▶ [Chart and figure data]:
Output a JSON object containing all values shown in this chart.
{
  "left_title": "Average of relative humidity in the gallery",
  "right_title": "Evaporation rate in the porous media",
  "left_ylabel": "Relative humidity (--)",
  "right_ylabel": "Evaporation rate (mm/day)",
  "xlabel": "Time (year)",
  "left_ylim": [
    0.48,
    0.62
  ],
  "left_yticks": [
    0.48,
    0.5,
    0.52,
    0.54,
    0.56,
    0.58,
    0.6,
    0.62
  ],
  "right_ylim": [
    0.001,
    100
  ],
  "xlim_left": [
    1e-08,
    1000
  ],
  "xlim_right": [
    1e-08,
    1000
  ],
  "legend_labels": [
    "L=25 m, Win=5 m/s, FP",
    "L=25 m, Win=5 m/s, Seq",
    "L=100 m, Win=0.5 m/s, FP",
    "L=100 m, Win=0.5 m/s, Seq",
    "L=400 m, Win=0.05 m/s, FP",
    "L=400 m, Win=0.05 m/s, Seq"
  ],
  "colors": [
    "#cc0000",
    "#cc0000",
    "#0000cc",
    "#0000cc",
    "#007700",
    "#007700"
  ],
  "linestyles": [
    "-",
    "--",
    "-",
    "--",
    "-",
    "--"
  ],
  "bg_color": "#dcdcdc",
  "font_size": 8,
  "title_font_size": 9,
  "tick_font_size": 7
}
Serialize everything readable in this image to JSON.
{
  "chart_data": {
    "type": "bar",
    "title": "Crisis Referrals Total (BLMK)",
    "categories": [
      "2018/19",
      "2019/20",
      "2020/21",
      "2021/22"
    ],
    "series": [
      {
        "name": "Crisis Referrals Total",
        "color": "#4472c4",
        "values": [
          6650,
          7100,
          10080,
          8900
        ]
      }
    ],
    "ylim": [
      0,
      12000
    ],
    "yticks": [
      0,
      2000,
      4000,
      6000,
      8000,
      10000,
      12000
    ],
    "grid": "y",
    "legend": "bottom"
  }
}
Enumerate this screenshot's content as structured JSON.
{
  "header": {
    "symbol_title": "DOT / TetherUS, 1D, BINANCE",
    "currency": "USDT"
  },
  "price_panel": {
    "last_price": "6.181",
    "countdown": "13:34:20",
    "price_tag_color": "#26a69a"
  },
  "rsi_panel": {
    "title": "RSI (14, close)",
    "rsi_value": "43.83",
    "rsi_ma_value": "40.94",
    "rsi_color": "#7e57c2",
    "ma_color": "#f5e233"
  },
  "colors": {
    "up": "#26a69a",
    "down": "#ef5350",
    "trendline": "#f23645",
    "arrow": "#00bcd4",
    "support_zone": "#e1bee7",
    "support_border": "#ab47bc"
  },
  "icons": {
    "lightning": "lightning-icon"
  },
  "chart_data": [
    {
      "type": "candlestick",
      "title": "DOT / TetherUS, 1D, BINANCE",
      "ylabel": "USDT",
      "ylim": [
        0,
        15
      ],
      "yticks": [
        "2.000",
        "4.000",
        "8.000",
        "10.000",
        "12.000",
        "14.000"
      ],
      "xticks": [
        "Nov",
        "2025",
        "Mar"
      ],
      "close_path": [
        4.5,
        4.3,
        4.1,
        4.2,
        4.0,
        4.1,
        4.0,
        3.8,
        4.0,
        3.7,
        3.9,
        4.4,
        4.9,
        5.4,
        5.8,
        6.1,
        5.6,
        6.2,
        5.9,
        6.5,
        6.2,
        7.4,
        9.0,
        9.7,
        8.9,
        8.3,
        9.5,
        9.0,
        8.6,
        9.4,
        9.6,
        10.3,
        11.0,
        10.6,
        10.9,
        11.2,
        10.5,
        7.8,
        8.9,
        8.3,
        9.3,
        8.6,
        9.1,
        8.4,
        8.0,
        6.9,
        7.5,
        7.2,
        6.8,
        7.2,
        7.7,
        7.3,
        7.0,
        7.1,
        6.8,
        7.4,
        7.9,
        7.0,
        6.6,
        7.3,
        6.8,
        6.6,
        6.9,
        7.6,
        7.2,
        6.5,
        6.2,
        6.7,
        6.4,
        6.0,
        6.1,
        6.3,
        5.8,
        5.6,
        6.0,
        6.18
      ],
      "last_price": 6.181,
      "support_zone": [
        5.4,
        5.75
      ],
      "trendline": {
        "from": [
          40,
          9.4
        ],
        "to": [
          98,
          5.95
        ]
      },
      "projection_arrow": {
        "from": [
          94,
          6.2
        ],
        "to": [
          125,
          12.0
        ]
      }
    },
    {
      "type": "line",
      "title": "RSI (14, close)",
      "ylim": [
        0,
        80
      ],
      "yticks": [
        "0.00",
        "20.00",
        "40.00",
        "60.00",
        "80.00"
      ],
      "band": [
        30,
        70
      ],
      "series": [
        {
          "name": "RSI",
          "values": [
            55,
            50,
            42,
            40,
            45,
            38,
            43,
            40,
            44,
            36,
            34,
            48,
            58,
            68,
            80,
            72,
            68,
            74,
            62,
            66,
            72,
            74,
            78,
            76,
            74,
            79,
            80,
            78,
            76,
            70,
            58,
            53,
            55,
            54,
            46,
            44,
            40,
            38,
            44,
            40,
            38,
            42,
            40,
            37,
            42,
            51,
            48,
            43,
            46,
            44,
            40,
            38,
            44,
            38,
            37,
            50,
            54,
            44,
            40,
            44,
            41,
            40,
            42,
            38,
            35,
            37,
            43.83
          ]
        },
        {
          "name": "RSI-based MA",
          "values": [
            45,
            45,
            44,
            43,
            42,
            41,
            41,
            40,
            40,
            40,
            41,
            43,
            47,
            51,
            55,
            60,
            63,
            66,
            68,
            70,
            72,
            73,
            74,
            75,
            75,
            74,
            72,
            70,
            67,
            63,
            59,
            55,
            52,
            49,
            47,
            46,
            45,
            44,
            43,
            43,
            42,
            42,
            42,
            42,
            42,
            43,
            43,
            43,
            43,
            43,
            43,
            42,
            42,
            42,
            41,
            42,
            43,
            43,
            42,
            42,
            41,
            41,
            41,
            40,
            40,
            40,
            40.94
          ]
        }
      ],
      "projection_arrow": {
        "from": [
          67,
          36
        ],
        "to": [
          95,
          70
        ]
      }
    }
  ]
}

▶ [Set exercise]:
Give an exact copy of all the data shown above.

▶ [Solution for this task]:
Output a JSON object containing all values shown in this chart.
{
  "left_title": "Average of relative humidity in the gallery",
  "right_title": "Evaporation rate in the porous media",
  "left_ylabel": "Relative humidity (--)",
  "right_ylabel": "Evaporation rate (mm/day)",
  "xlabel": "Time (year)",
  "left_ylim": [
    0.48,
    0.62
  ],
  "left_yticks": [
    0.48,
    0.5,
    0.52,
    0.54,
    0.56,
    0.58,
    0.6,
    0.62
  ],
  "right_ylim": [
    0.001,
    100
  ],
  "xlim_left": [
    1e-08,
    1000
  ],
  "xlim_right": [
    1e-08,
    1000
  ],
  "legend_labels": [
    "L=25 m, Win=5 m/s, FP",
    "L=25 m, Win=5 m/s, Seq",
    "L=100 m, Win=0.5 m/s, FP",
    "L=100 m, Win=0.5 m/s, Seq",
    "L=400 m, Win=0.05 m/s, FP",
    "L=400 m, Win=0.05 m/s, Seq"
  ],
  "colors": [
    "#cc0000",
    "#cc0000",
    "#0000cc",
    "#0000cc",
    "#007700",
    "#007700"
  ],
  "linestyles": [
    "-",
    "--",
    "-",
    "--",
    "-",
    "--"
  ],
  "bg_color": "#dcdcdc",
  "font_size": 8,
  "title_font_size": 9,
  "tick_font_size": 7
}
Serialize everything readable in this image to JSON.
{
  "chart_data": {
    "type": "bar",
    "title": "Crisis Referrals Total (BLMK)",
    "categories": [
      "2018/19",
      "2019/20",
      "2020/21",
      "2021/22"
    ],
    "series": [
      {
        "name": "Crisis Referrals Total",
        "color": "#4472c4",
        "values": [
          6650,
          7100,
          10080,
          8900
        ]
      }
    ],
    "ylim": [
      0,
      12000
    ],
    "yticks": [
      0,
      2000,
      4000,
      6000,
      8000,
      10000,
      12000
    ],
    "grid": "y",
    "legend": "bottom"
  }
}
Enumerate this screenshot's content as structured JSON.
{
  "header": {
    "symbol_title": "DOT / TetherUS, 1D, BINANCE",
    "currency": "USDT"
  },
  "price_panel": {
    "last_price": "6.181",
    "countdown": "13:34:20",
    "price_tag_color": "#26a69a"
  },
  "rsi_panel": {
    "title": "RSI (14, close)",
    "rsi_value": "43.83",
    "rsi_ma_value": "40.94",
    "rsi_color": "#7e57c2",
    "ma_color": "#f5e233"
  },
  "colors": {
    "up": "#26a69a",
    "down": "#ef5350",
    "trendline": "#f23645",
    "arrow": "#00bcd4",
    "support_zone": "#e1bee7",
    "support_border": "#ab47bc"
  },
  "icons": {
    "lightning": "lightning-icon"
  },
  "chart_data": [
    {
      "type": "candlestick",
      "title": "DOT / TetherUS, 1D, BINANCE",
      "ylabel": "USDT",
      "ylim": [
        0,
        15
      ],
      "yticks": [
        "2.000",
        "4.000",
        "8.000",
        "10.000",
        "12.000",
        "14.000"
      ],
      "xticks": [
        "Nov",
        "2025",
        "Mar"
      ],
      "close_path": [
        4.5,
        4.3,
        4.1,
        4.2,
        4.0,
        4.1,
        4.0,
        3.8,
        4.0,
        3.7,
        3.9,
        4.4,
        4.9,
        5.4,
        5.8,
        6.1,
        5.6,
        6.2,
        5.9,
        6.5,
        6.2,
        7.4,
        9.0,
        9.7,
        8.9,
        8.3,
        9.5,
        9.0,
        8.6,
        9.4,
        9.6,
        10.3,
        11.0,
        10.6,
        10.9,
        11.2,
        10.5,
        7.8,
        8.9,
        8.3,
        9.3,
        8.6,
        9.1,
        8.4,
        8.0,
        6.9,
        7.5,
        7.2,
        6.8,
        7.2,
        7.7,
        7.3,
        7.0,
        7.1,
        6.8,
        7.4,
        7.9,
        7.0,
        6.6,
        7.3,
        6.8,
        6.6,
        6.9,
        7.6,
        7.2,
        6.5,
        6.2,
        6.7,
        6.4,
        6.0,
        6.1,
        6.3,
        5.8,
        5.6,
        6.0,
        6.18
      ],
      "last_price": 6.181,
      "support_zone": [
        5.4,
        5.75
      ],
      "trendline": {
        "from": [
          40,
          9.4
        ],
        "to": [
          98,
          5.95
        ]
      },
      "projection_arrow": {
        "from": [
          94,
          6.2
        ],
        "to": [
          125,
          12.0
        ]
      }
    },
    {
      "type": "line",
      "title": "RSI (14, close)",
      "ylim": [
        0,
        80
      ],
      "yticks": [
        "0.00",
        "20.00",
        "40.00",
        "60.00",
        "80.00"
      ],
      "band": [
        30,
        70
      ],
      "series": [
        {
          "name": "RSI",
          "values": [
            55,
            50,
            42,
            40,
            45,
            38,
            43,
            40,
            44,
            36,
            34,
            48,
            58,
            68,
            80,
            72,
            68,
            74,
            62,
            66,
            72,
            74,
            78,
            76,
            74,
            79,
            80,
            78,
            76,
            70,
            58,
            53,
            55,
            54,
            46,
            44,
            40,
            38,
            44,
            40,
            38,
            42,
            40,
            37,
            42,
            51,
            48,
            43,
            46,
            44,
            40,
            38,
            44,
            38,
            37,
            50,
            54,
            44,
            40,
            44,
            41,
            40,
            42,
            38,
            35,
            37,
            43.83
          ]
        },
        {
          "name": "RSI-based MA",
          "values": [
            45,
            45,
            44,
            43,
            42,
            41,
            41,
            40,
            40,
            40,
            41,
            43,
            47,
            51,
            55,
            60,
            63,
            66,
            68,
            70,
            72,
            73,
            74,
            75,
            75,
            74,
            72,
            70,
            67,
            63,
            59,
            55,
            52,
            49,
            47,
            46,
            45,
            44,
            43,
            43,
            42,
            42,
            42,
            42,
            42,
            43,
            43,
            43,
            43,
            43,
            43,
            42,
            42,
            42,
            41,
            42,
            43,
            43,
            42,
            42,
            41,
            41,
            41,
            40,
            40,
            40,
            40.94
          ]
        }
      ],
      "projection_arrow": {
        "from": [
          67,
          36
        ],
        "to": [
          95,
          70
        ]
      }
    }
  ]
}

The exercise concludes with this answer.